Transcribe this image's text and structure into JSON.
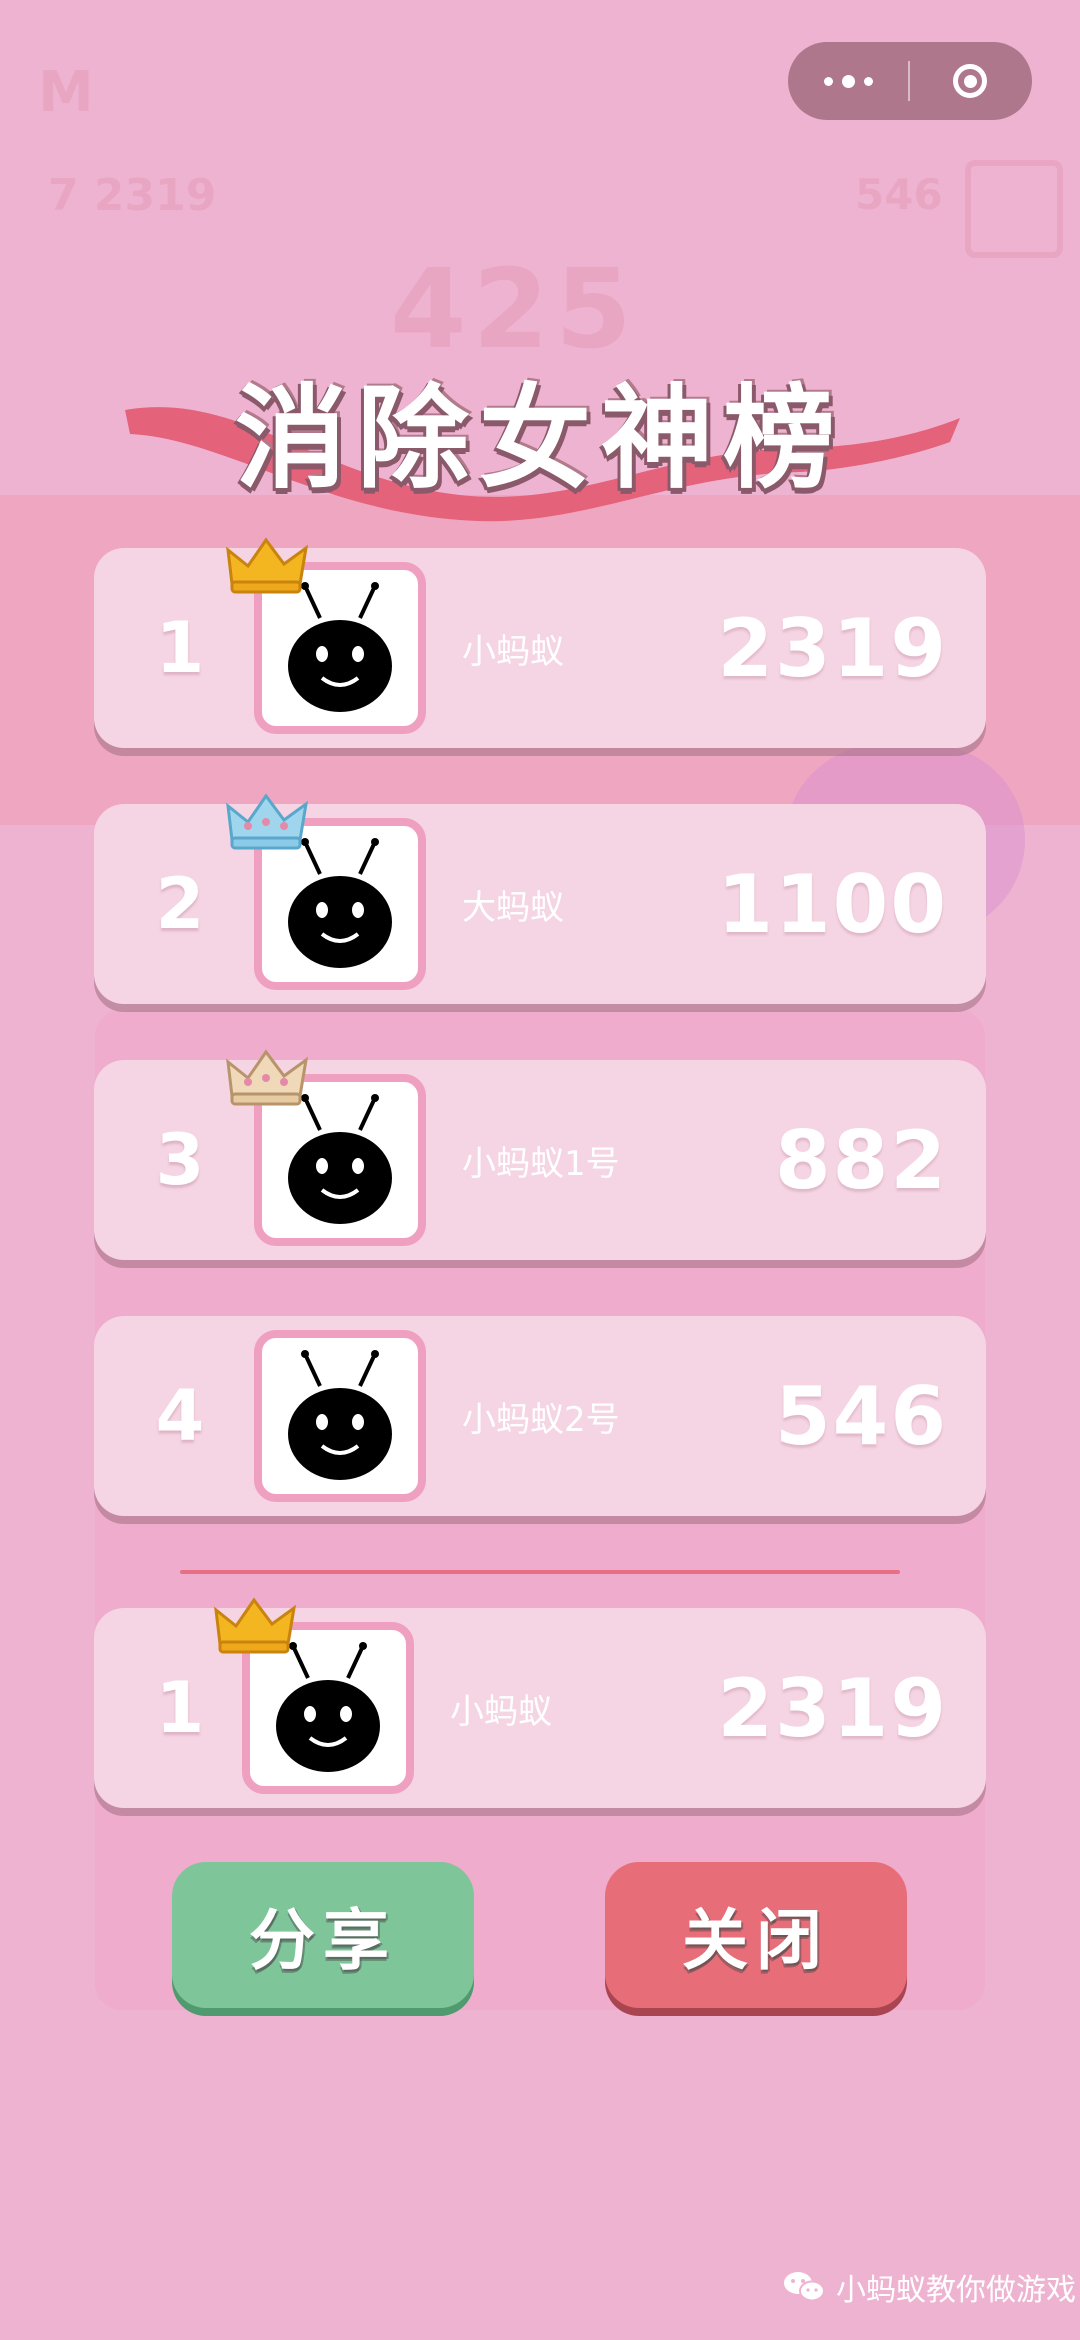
{
  "title": "消除女神榜",
  "background_ghost": {
    "left_top": "M",
    "left_score": "7 2319",
    "right_score": "546",
    "center_score": "425"
  },
  "leaderboard": [
    {
      "rank": "1",
      "name": "小蚂蚁",
      "score": "2319",
      "crown": "gold"
    },
    {
      "rank": "2",
      "name": "大蚂蚁",
      "score": "1100",
      "crown": "blue"
    },
    {
      "rank": "3",
      "name": "小蚂蚁1号",
      "score": "882",
      "crown": "bronze"
    },
    {
      "rank": "4",
      "name": "小蚂蚁2号",
      "score": "546",
      "crown": ""
    }
  ],
  "my_rank": {
    "rank": "1",
    "name": "小蚂蚁",
    "score": "2319",
    "crown": "gold"
  },
  "buttons": {
    "share": "分享",
    "close": "关闭"
  },
  "watermark": "小蚂蚁教你做游戏",
  "colors": {
    "background": "#efb3d2",
    "card": "#f5d4e3",
    "avatar_border": "#ef9fc0",
    "share_button": "#7fc59a",
    "close_button": "#e76d79",
    "divider": "#e76f83"
  }
}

══════════════════════════════

**PROBLEM**
Exactly how many lines of the material contain the word "name"? Write the number alone.

**FULL ANSWER**
5